## Goal
Output every entry exactly as written.

Source data:
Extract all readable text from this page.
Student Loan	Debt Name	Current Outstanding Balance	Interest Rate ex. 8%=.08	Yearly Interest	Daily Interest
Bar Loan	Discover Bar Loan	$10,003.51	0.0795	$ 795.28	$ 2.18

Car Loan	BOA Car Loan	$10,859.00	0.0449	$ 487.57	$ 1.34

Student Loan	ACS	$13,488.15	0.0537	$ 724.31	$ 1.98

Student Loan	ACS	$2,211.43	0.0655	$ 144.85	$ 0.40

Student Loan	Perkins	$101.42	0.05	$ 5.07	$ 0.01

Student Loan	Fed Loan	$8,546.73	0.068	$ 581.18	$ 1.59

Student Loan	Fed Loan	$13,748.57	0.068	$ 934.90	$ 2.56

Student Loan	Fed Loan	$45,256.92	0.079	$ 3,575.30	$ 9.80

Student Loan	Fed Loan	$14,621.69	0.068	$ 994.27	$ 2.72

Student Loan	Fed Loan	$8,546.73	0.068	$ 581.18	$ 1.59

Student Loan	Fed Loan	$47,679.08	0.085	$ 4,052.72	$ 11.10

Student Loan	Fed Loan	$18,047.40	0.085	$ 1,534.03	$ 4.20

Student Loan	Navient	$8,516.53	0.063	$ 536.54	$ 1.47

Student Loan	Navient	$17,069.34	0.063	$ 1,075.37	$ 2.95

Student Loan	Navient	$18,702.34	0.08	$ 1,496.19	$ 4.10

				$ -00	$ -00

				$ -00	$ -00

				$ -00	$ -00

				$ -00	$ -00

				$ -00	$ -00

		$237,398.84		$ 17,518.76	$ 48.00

## Correct output
Extract all readable text from this page.
Student Loan	Debt Name	Current Outstanding Balance	Interest Rate ex. 8%=.08	Yearly Interest	Daily Interest
Bar Loan	Discover Bar Loan	$10,003.51	0.0795	$ 795.28	$ 2.18

Car Loan	BOA Car Loan	$10,859.00	0.0449	$ 487.57	$ 1.34

Student Loan	ACS	$13,488.15	0.0537	$ 724.31	$ 1.98

Student Loan	ACS	$2,211.43	0.0655	$ 144.85	$ 0.40

Student Loan	Perkins	$101.42	0.05	$ 5.07	$ 0.01

Student Loan	Fed Loan	$8,546.73	0.068	$ 581.18	$ 1.59

Student Loan	Fed Loan	$13,748.57	0.068	$ 934.90	$ 2.56

Student Loan	Fed Loan	$45,256.92	0.079	$ 3,575.30	$ 9.80

Student Loan	Fed Loan	$14,621.69	0.068	$ 994.27	$ 2.72

Student Loan	Fed Loan	$8,546.73	0.068	$ 581.18	$ 1.59

Student Loan	Fed Loan	$47,679.08	0.085	$ 4,052.72	$ 11.10

Student Loan	Fed Loan	$18,047.40	0.085	$ 1,534.03	$ 4.20

Student Loan	Navient	$8,516.53	0.063	$ 536.54	$ 1.47

Student Loan	Navient	$17,069.34	0.063	$ 1,075.37	$ 2.95

Student Loan	Navient	$18,702.34	0.08	$ 1,496.19	$ 4.10

				$ -00	$ -00

				$ -00	$ -00

				$ -00	$ -00

				$ -00	$ -00

				$ -00	$ -00

		$237,398.84		$ 17,518.76	$ 48.00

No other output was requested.